Figure contents as structured data
____

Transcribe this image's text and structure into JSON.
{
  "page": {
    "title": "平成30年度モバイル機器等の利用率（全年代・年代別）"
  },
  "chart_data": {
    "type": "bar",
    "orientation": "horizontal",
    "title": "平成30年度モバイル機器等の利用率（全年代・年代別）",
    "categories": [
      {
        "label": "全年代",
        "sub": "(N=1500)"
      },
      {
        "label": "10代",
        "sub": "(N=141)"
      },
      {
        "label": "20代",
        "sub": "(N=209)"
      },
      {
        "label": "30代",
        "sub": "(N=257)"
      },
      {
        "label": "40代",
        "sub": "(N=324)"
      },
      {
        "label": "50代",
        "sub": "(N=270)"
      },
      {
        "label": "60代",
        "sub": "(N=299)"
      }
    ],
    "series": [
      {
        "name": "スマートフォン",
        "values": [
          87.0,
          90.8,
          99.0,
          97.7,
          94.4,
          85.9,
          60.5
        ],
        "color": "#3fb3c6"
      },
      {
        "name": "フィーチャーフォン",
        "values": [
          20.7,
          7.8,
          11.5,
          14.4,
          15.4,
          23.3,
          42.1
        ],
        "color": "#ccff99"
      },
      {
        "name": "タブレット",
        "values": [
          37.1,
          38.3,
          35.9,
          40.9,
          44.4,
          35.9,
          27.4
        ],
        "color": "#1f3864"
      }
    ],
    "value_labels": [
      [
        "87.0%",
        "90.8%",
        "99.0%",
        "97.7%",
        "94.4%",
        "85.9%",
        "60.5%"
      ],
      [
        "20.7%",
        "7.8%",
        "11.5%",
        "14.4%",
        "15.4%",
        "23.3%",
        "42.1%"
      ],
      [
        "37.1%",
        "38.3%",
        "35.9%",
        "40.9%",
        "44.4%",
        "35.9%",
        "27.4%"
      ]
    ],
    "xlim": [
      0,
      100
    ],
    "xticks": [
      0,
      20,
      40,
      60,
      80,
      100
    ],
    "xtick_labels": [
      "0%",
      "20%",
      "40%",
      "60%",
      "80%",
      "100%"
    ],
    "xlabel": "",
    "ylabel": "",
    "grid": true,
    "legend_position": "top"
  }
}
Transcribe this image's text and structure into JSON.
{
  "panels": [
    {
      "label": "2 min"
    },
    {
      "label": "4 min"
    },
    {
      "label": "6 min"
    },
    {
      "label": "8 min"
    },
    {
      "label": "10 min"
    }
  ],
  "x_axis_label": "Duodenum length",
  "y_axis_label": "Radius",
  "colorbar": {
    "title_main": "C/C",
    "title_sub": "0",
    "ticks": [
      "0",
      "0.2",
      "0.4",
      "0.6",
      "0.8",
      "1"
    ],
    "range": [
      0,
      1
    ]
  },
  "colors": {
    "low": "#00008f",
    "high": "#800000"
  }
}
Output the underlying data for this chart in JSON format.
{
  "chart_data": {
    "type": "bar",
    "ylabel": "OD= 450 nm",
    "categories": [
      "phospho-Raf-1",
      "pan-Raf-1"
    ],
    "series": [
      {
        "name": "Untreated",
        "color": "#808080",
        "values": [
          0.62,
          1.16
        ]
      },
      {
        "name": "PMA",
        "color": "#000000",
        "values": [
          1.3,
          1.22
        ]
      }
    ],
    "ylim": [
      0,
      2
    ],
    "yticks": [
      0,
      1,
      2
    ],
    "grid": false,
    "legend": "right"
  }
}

____

== What is being asked ==
Return the listing above word for word.

== Exercise answer ==
Transcribe this image's text and structure into JSON.
{
  "page": {
    "title": "平成30年度モバイル機器等の利用率（全年代・年代別）"
  },
  "chart_data": {
    "type": "bar",
    "orientation": "horizontal",
    "title": "平成30年度モバイル機器等の利用率（全年代・年代別）",
    "categories": [
      {
        "label": "全年代",
        "sub": "(N=1500)"
      },
      {
        "label": "10代",
        "sub": "(N=141)"
      },
      {
        "label": "20代",
        "sub": "(N=209)"
      },
      {
        "label": "30代",
        "sub": "(N=257)"
      },
      {
        "label": "40代",
        "sub": "(N=324)"
      },
      {
        "label": "50代",
        "sub": "(N=270)"
      },
      {
        "label": "60代",
        "sub": "(N=299)"
      }
    ],
    "series": [
      {
        "name": "スマートフォン",
        "values": [
          87.0,
          90.8,
          99.0,
          97.7,
          94.4,
          85.9,
          60.5
        ],
        "color": "#3fb3c6"
      },
      {
        "name": "フィーチャーフォン",
        "values": [
          20.7,
          7.8,
          11.5,
          14.4,
          15.4,
          23.3,
          42.1
        ],
        "color": "#ccff99"
      },
      {
        "name": "タブレット",
        "values": [
          37.1,
          38.3,
          35.9,
          40.9,
          44.4,
          35.9,
          27.4
        ],
        "color": "#1f3864"
      }
    ],
    "value_labels": [
      [
        "87.0%",
        "90.8%",
        "99.0%",
        "97.7%",
        "94.4%",
        "85.9%",
        "60.5%"
      ],
      [
        "20.7%",
        "7.8%",
        "11.5%",
        "14.4%",
        "15.4%",
        "23.3%",
        "42.1%"
      ],
      [
        "37.1%",
        "38.3%",
        "35.9%",
        "40.9%",
        "44.4%",
        "35.9%",
        "27.4%"
      ]
    ],
    "xlim": [
      0,
      100
    ],
    "xticks": [
      0,
      20,
      40,
      60,
      80,
      100
    ],
    "xtick_labels": [
      "0%",
      "20%",
      "40%",
      "60%",
      "80%",
      "100%"
    ],
    "xlabel": "",
    "ylabel": "",
    "grid": true,
    "legend_position": "top"
  }
}
Transcribe this image's text and structure into JSON.
{
  "panels": [
    {
      "label": "2 min"
    },
    {
      "label": "4 min"
    },
    {
      "label": "6 min"
    },
    {
      "label": "8 min"
    },
    {
      "label": "10 min"
    }
  ],
  "x_axis_label": "Duodenum length",
  "y_axis_label": "Radius",
  "colorbar": {
    "title_main": "C/C",
    "title_sub": "0",
    "ticks": [
      "0",
      "0.2",
      "0.4",
      "0.6",
      "0.8",
      "1"
    ],
    "range": [
      0,
      1
    ]
  },
  "colors": {
    "low": "#00008f",
    "high": "#800000"
  }
}
Output the underlying data for this chart in JSON format.
{
  "chart_data": {
    "type": "bar",
    "ylabel": "OD= 450 nm",
    "categories": [
      "phospho-Raf-1",
      "pan-Raf-1"
    ],
    "series": [
      {
        "name": "Untreated",
        "color": "#808080",
        "values": [
          0.62,
          1.16
        ]
      },
      {
        "name": "PMA",
        "color": "#000000",
        "values": [
          1.3,
          1.22
        ]
      }
    ],
    "ylim": [
      0,
      2
    ],
    "yticks": [
      0,
      1,
      2
    ],
    "grid": false,
    "legend": "right"
  }
}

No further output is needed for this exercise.